PAGE TEXT:
┏━━

For an association library that doesn't want to follow the precise requirements of the LGS-1, but still wants a retention policy, below is a model policy.

Thank you for submitting an important question!

 

[ABC] ASSOCIATION LIBRARY

RECORD RETENTION AND DISPOSAL POLICY

Items in yellow are to be changed or removed

Policy

The ABC Library retains and disposes of records as required by law, contracts, and based on the board's determination of what is in the operational best interests of the Library.

I.        Records are retained as follows:

-Association Library Charter, bylaws, Plan(s) of Service, Annual Reports: PERMANENT

-All records made available per the Open Meetings Law: PERMANENT

-Deeds: PERMANENT

-Contracts: (includes leases, mortgages, loan documents, vendor contracts, employee benefit contracts, warrantees, use of independent contractors): Seven years after termination of all obligations and rights created by contract; in some cases, PERMANENT. See "Archives."

-Employee-related: Seven years after termination of employee.  See "Archives."

NOTE: This will be impacted by an association library's union contracts, employee manual provisions, and employee-related policies; check these documents to ensure consistency.

-Fiscal & Financial: Seven yearsunless the relevant fiscal policy, document or transaction it is related to requires longer. See "Archives."

-Archives: PERMANENT

-Records pertaining to library operations (based on the LGS-1 to ensure consistency with non-association libraries in the XYZ Library System):

-Accession records: 1 year after accessioning procedure becomes obsolete

NOTE: Some libraries accession manuscripts, rare books and special collections, but not their general library holdings. In these cases, the accession records need to be retained only for the kinds of materials still accessioned.

 -Informational copies of records prepared by and received from public library system, including but not limited to directories, minutes, budgets and reports: 0 after superseded or obsolete

-Directory of public library system and member libraries, prepared by public library system (member library's copy): 0 after superseded or obsolete

-Library card application records: 3 years after card expires or is inactive

-Borrowing or loaning records: 0 after no longer needed

-Interlibrary loan records, including requests to borrow or copy materials from other libraries, receipts for materials, copy logs, accounting records, and circulation records

a) When no copies of original materials are requested: 0 after no longer needed

b) When copies of original materials are requested: 5 years after order is completed

-Catalog of holdings

a) Manuscript or published catalog: PERMANENT

b) Continuously updated catalog: 0 after superseded or obsolete

-Individual title purchase requisition which has been filled or found to be unfillable: 1 year

-Records documenting selection of books and other library materials:

0 after no longer needed

-Library material censorship and complaint records, including evaluations by staff, patrons' complaints and record of final decision: 6 years after last entry NOTE: Appraise these records for historical significance prior to disposition. Some library censorship records deal with serious constitutional issues and may have value for future research.

-Patron's registration for use of rare, valuable or restricted non-circulating materials: 6 years

-Program and exhibit file documenting planning and implementation of programs, services and exhibits sponsored or co-sponsored by the library, including but not limited to photographs, sketches, worksheets, publicity, brochures, exhibit catalogs, inventory lists, loan agreements, correspondence, attendance sheets or registration forms, and parental consent forms:

a) Parental consent records: 6 years, or 3 years after child attains age 18, whichever is longer

NOTE: Photo release records are covered under item no. 68 in General Administration section. Local Government Schedule (LGS-1) Library/Library System

b) Attendance sheets and registration forms, when no fee is charged: 0 after no longer needed

c) All other records: 6 years after exhibit closed or program ended

NOTE: Appraise these records for historical significance or value for collections documentation prior to disposition. Some of these records may have continuing value for historical or other research and should be retained permanently. Contact the State Archives for additional advice

II.       Records are disposed of as follows:

At the end of the retention period, physical copies are purged via shredding as their retention period expires.[3]

At the end of the retention period, electronic records are routinely disposed of by [insert input from your IT professional].

┗━━

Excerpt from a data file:
┏━━

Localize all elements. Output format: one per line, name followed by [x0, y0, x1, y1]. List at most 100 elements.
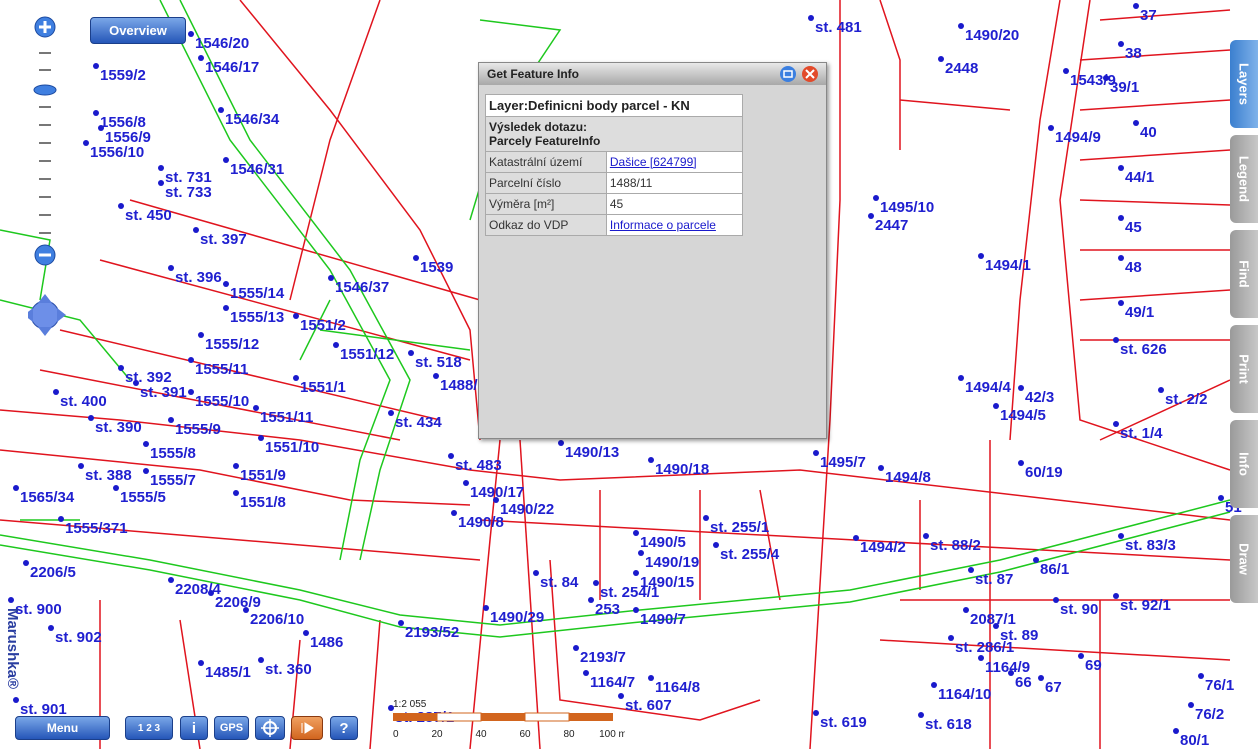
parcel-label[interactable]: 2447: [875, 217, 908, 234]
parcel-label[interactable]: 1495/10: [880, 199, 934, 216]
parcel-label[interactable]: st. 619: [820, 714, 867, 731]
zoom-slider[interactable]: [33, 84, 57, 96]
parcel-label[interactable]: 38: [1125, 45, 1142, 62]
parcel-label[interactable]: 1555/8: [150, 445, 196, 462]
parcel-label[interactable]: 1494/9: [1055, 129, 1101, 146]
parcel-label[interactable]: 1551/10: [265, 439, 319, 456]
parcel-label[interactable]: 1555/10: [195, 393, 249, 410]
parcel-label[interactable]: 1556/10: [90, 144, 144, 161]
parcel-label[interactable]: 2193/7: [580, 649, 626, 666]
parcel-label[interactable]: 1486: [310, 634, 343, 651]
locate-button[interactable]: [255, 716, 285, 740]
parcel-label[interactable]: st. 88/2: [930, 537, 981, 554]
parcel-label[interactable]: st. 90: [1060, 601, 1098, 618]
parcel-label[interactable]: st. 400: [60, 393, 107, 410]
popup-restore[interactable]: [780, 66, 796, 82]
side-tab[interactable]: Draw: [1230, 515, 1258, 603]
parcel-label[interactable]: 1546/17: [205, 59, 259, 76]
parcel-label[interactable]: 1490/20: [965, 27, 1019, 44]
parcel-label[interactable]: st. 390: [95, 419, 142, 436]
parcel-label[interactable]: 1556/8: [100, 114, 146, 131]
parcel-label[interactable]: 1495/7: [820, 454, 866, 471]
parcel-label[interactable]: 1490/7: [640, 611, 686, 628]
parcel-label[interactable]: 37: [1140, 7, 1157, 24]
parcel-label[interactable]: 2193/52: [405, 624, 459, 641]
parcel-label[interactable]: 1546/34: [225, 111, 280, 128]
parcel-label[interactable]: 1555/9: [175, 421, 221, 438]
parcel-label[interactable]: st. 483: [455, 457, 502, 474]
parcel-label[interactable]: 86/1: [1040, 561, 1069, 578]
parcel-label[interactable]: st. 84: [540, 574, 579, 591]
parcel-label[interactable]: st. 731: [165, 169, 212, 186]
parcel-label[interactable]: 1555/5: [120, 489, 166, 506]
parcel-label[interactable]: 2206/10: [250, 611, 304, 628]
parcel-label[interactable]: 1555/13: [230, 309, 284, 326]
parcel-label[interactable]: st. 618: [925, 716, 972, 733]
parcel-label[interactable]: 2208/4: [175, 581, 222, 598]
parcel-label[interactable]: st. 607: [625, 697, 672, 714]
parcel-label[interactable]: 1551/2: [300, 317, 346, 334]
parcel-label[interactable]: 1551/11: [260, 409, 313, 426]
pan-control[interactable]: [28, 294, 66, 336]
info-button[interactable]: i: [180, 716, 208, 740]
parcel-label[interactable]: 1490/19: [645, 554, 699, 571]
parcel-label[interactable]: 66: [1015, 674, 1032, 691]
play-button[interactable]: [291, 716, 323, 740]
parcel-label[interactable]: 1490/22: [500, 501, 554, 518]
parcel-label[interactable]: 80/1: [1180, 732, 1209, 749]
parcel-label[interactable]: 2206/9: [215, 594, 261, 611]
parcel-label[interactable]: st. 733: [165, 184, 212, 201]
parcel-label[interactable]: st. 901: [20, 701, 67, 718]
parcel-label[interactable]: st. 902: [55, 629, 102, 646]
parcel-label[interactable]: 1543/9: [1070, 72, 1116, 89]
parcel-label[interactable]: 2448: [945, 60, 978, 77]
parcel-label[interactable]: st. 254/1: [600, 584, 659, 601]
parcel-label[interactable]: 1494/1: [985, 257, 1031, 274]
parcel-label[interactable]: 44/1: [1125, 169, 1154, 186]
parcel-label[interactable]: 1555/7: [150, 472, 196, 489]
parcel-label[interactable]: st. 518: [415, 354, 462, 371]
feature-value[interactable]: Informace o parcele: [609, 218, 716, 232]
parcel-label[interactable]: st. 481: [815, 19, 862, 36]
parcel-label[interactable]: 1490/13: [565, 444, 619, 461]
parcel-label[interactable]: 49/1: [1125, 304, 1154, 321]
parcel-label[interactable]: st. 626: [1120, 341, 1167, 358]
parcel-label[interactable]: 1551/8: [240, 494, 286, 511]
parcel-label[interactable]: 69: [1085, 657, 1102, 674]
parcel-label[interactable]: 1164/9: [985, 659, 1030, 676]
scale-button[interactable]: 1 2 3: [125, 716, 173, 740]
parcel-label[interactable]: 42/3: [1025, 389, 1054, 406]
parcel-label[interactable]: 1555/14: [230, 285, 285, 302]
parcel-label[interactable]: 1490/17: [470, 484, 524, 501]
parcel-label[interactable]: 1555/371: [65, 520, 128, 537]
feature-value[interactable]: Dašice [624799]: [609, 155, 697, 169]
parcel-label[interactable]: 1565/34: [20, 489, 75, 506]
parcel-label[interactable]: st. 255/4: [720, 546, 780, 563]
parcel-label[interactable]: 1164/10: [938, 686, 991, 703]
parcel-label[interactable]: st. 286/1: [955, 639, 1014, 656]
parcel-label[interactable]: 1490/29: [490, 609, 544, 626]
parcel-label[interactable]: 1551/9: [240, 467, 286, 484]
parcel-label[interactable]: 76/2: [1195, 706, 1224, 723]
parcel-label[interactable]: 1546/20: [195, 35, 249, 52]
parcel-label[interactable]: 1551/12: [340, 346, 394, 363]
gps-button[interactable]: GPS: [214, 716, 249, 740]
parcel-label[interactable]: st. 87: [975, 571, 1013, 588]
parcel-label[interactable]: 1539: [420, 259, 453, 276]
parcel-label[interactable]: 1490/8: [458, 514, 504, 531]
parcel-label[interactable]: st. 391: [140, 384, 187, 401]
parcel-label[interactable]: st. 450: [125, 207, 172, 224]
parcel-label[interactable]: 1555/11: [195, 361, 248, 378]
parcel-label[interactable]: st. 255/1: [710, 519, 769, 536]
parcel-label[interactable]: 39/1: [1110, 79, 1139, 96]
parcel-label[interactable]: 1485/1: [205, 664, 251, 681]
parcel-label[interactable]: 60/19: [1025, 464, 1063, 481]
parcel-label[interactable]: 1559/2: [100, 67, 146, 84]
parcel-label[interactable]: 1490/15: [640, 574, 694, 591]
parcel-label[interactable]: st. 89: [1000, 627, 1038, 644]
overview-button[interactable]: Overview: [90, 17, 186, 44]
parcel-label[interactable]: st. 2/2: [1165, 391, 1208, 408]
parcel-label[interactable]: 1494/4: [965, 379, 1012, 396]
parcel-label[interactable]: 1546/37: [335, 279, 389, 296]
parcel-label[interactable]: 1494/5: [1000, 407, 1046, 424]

┗━━

WHAT TO WORK ON:
1. In the retention policy, how long are library card application records kept?
2. Output the entries exactly as they appear, everything from the line containing "parcel-label[interactable]: 2447: [875, 217, 908, 234]" down to the line containing "parcel-label[interactable]: 1494/9: [1055, 129, 1101, 146]", with both of those lines included.
The retention policy text and the entries are unrelated to each other.

OUTPUTS FOR THE TASKS:
1. They are kept for 3 years after the card expires or is inactive.

2.
parcel-label[interactable]: 2447: [875, 217, 908, 234]
parcel-label[interactable]: 1495/10: [880, 199, 934, 216]
parcel-label[interactable]: st. 619: [820, 714, 867, 731]
zoom-slider[interactable]: [33, 84, 57, 96]
parcel-label[interactable]: 38: [1125, 45, 1142, 62]
parcel-label[interactable]: 1555/8: [150, 445, 196, 462]
parcel-label[interactable]: 1494/9: [1055, 129, 1101, 146]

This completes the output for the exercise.